▶ [Task statement]: Extract every one of the rows below, keeping each line unchanged and leaving out the pictures.

▶ [Recorded data]:
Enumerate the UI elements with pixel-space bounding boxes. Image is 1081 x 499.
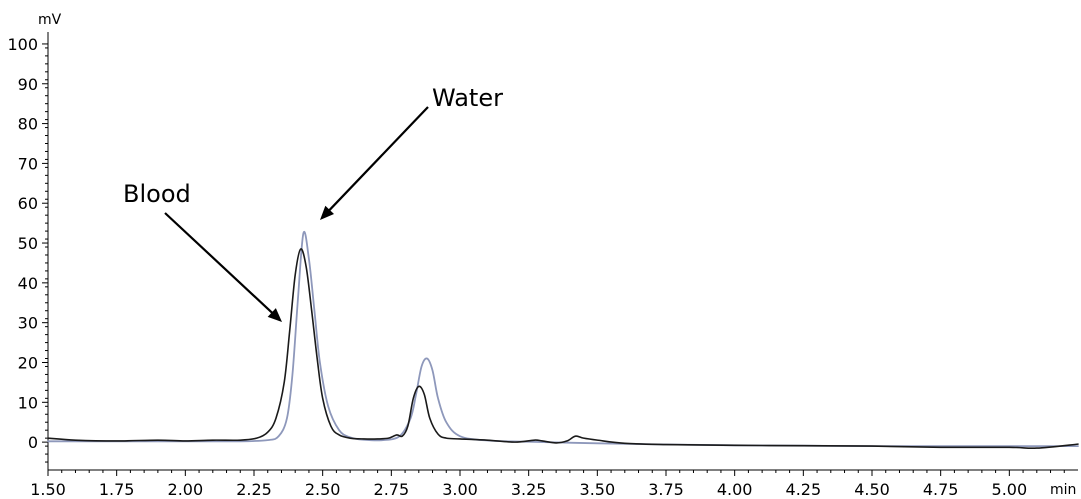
- water-annotation-arrow: [327, 106, 429, 213]
- blood-trace-line: [47, 248, 1079, 450]
- x-ticks: 1.50 1.75 2.00 2.25 2.50 2.75 3.00 3.25 3.50 3.75…: [30, 470, 1065, 499]
- water-trace-line: [47, 230, 1079, 448]
- y-tick-label: 80: [18, 115, 38, 134]
- y-tick-label: 10: [18, 393, 38, 412]
- x-tick-label: 4.25: [786, 480, 822, 499]
- series-layer: [47, 230, 1079, 450]
- x-tick-label: 1.50: [30, 480, 66, 499]
- x-tick-label: 2.25: [236, 480, 272, 499]
- x-tick-label: 3.75: [648, 480, 684, 499]
- water-arrowhead: [320, 205, 335, 220]
- y-unit-label: mV: [38, 12, 62, 28]
- x-tick-label: 4.00: [717, 480, 753, 499]
- water-annotation-label: Water: [432, 84, 503, 112]
- y-tick-label: 90: [18, 75, 38, 94]
- axes: [47, 32, 1078, 471]
- blood-annotation-arrow: [164, 212, 274, 315]
- x-tick-label: 3.50: [580, 480, 616, 499]
- y-tick-label: 40: [18, 274, 38, 293]
- blood-annotation-label: Blood: [123, 180, 191, 208]
- x-tick-label: 2.00: [168, 480, 204, 499]
- x-tick-label: 2.75: [374, 480, 410, 499]
- y-tick-label: 60: [18, 194, 38, 213]
- annotation-layer: Water Blood: [123, 84, 503, 322]
- x-tick-label: 4.75: [923, 480, 959, 499]
- x-tick-label: 5.00: [992, 480, 1028, 499]
- x-unit-label: min: [1050, 482, 1076, 498]
- y-tick-label: 30: [18, 314, 38, 333]
- y-tick-label: 70: [18, 154, 38, 173]
- x-tick-label: 4.50: [854, 480, 890, 499]
- y-tick-label: 0: [28, 433, 38, 452]
- x-tick-label: 2.50: [305, 480, 341, 499]
- x-tick-label: 3.25: [511, 480, 547, 499]
- x-tick-label: 3.00: [442, 480, 478, 499]
- blood-arrowhead: [267, 308, 282, 322]
- y-tick-label: 100: [7, 35, 38, 54]
- y-tick-label: 50: [18, 234, 38, 253]
- y-tick-label: 20: [18, 353, 38, 372]
- x-tick-label: 1.75: [99, 480, 135, 499]
- y-ticks: 0 10 20 30 40 50 60 70 80 90 100: [7, 35, 48, 463]
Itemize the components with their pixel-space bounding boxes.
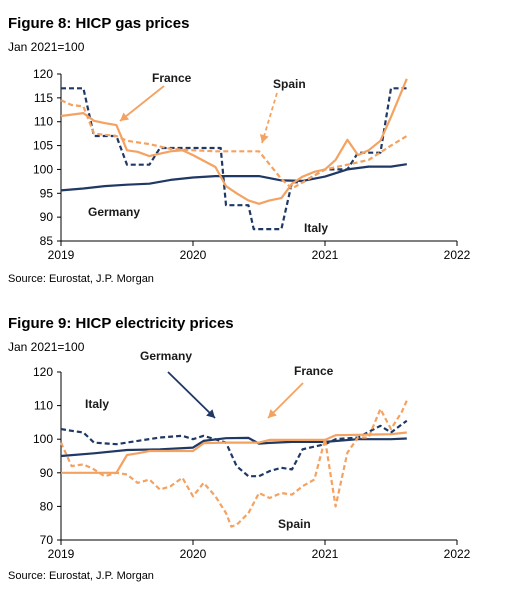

▶ [Answer to this task]:
Enumerate the UI elements with pixel-space bounding boxes. Image is 1081 x 499.
- water-annotation-arrow: [327, 106, 429, 213]
- blood-trace-line: [47, 248, 1079, 450]
- x-ticks: 1.50 1.75 2.00 2.25 2.50 2.75 3.00 3.25 3.50 3.75…: [30, 470, 1065, 499]
- water-trace-line: [47, 230, 1079, 448]
- y-tick-label: 80: [18, 115, 38, 134]
- y-tick-label: 10: [18, 393, 38, 412]
- x-tick-label: 4.25: [786, 480, 822, 499]
- series-layer: [47, 230, 1079, 450]
- x-tick-label: 1.50: [30, 480, 66, 499]
- x-tick-label: 2.25: [236, 480, 272, 499]
- x-tick-label: 3.75: [648, 480, 684, 499]
- water-arrowhead: [320, 205, 335, 220]
- y-unit-label: mV: [38, 12, 62, 28]
- x-tick-label: 4.00: [717, 480, 753, 499]
- water-annotation-label: Water: [432, 84, 503, 112]
- y-tick-label: 90: [18, 75, 38, 94]
- axes: [47, 32, 1078, 471]
- blood-annotation-arrow: [164, 212, 274, 315]
- x-tick-label: 3.50: [580, 480, 616, 499]
- y-tick-label: 40: [18, 274, 38, 293]
- blood-annotation-label: Blood: [123, 180, 191, 208]
- x-tick-label: 2.00: [168, 480, 204, 499]
- x-tick-label: 2.75: [374, 480, 410, 499]
- y-tick-label: 60: [18, 194, 38, 213]
- annotation-layer: Water Blood: [123, 84, 503, 322]
- x-tick-label: 4.75: [923, 480, 959, 499]
- x-tick-label: 5.00: [992, 480, 1028, 499]
- x-unit-label: min: [1050, 482, 1076, 498]
- y-tick-label: 30: [18, 314, 38, 333]
- y-tick-label: 70: [18, 154, 38, 173]
- x-tick-label: 4.50: [854, 480, 890, 499]
- y-tick-label: 0: [28, 433, 38, 452]
- x-tick-label: 2.50: [305, 480, 341, 499]
- x-tick-label: 3.25: [511, 480, 547, 499]
- x-tick-label: 3.00: [442, 480, 478, 499]
- blood-arrowhead: [267, 308, 282, 322]
- y-tick-label: 100: [7, 35, 38, 54]
- y-tick-label: 50: [18, 234, 38, 253]
- y-tick-label: 20: [18, 353, 38, 372]
- x-tick-label: 1.75: [99, 480, 135, 499]
- y-ticks: 0 10 20 30 40 50 60 70 80 90 100: [7, 35, 48, 463]
Itemize the components with their pixel-space bounding boxes.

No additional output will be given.